**Some records:**
----------
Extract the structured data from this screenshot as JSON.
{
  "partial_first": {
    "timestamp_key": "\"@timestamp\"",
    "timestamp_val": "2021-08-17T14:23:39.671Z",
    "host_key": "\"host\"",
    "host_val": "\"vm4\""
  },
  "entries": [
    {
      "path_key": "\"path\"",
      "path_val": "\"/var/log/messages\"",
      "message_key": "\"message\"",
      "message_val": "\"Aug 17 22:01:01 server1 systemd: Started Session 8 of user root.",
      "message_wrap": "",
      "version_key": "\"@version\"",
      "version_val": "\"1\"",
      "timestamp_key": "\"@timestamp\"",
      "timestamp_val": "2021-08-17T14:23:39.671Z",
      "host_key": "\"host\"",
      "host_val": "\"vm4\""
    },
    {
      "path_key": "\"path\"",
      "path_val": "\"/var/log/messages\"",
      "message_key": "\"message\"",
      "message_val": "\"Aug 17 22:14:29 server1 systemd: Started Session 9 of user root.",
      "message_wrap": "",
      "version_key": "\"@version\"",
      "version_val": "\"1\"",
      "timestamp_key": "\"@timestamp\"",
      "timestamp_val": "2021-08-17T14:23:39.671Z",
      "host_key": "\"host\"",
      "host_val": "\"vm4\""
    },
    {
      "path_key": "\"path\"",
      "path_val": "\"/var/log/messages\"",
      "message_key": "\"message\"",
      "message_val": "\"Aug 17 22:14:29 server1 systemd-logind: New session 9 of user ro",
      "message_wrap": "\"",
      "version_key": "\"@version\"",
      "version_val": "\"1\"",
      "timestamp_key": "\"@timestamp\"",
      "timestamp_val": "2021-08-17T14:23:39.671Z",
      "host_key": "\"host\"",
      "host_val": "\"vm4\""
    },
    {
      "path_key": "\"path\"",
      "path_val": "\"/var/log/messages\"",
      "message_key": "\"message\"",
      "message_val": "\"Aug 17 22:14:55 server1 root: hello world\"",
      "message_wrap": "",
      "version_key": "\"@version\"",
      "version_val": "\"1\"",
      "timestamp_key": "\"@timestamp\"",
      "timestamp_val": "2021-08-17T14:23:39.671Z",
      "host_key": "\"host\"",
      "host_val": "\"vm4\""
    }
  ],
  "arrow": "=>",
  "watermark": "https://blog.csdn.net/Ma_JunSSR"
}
----------
**DESCRIPTION OF THE TASK:**
Quote each line of the data above exactly as written.

**FINAL RESULT:**
Extract the structured data from this screenshot as JSON.
{
  "partial_first": {
    "timestamp_key": "\"@timestamp\"",
    "timestamp_val": "2021-08-17T14:23:39.671Z",
    "host_key": "\"host\"",
    "host_val": "\"vm4\""
  },
  "entries": [
    {
      "path_key": "\"path\"",
      "path_val": "\"/var/log/messages\"",
      "message_key": "\"message\"",
      "message_val": "\"Aug 17 22:01:01 server1 systemd: Started Session 8 of user root.",
      "message_wrap": "",
      "version_key": "\"@version\"",
      "version_val": "\"1\"",
      "timestamp_key": "\"@timestamp\"",
      "timestamp_val": "2021-08-17T14:23:39.671Z",
      "host_key": "\"host\"",
      "host_val": "\"vm4\""
    },
    {
      "path_key": "\"path\"",
      "path_val": "\"/var/log/messages\"",
      "message_key": "\"message\"",
      "message_val": "\"Aug 17 22:14:29 server1 systemd: Started Session 9 of user root.",
      "message_wrap": "",
      "version_key": "\"@version\"",
      "version_val": "\"1\"",
      "timestamp_key": "\"@timestamp\"",
      "timestamp_val": "2021-08-17T14:23:39.671Z",
      "host_key": "\"host\"",
      "host_val": "\"vm4\""
    },
    {
      "path_key": "\"path\"",
      "path_val": "\"/var/log/messages\"",
      "message_key": "\"message\"",
      "message_val": "\"Aug 17 22:14:29 server1 systemd-logind: New session 9 of user ro",
      "message_wrap": "\"",
      "version_key": "\"@version\"",
      "version_val": "\"1\"",
      "timestamp_key": "\"@timestamp\"",
      "timestamp_val": "2021-08-17T14:23:39.671Z",
      "host_key": "\"host\"",
      "host_val": "\"vm4\""
    },
    {
      "path_key": "\"path\"",
      "path_val": "\"/var/log/messages\"",
      "message_key": "\"message\"",
      "message_val": "\"Aug 17 22:14:55 server1 root: hello world\"",
      "message_wrap": "",
      "version_key": "\"@version\"",
      "version_val": "\"1\"",
      "timestamp_key": "\"@timestamp\"",
      "timestamp_val": "2021-08-17T14:23:39.671Z",
      "host_key": "\"host\"",
      "host_val": "\"vm4\""
    }
  ],
  "arrow": "=>",
  "watermark": "https://blog.csdn.net/Ma_JunSSR"
}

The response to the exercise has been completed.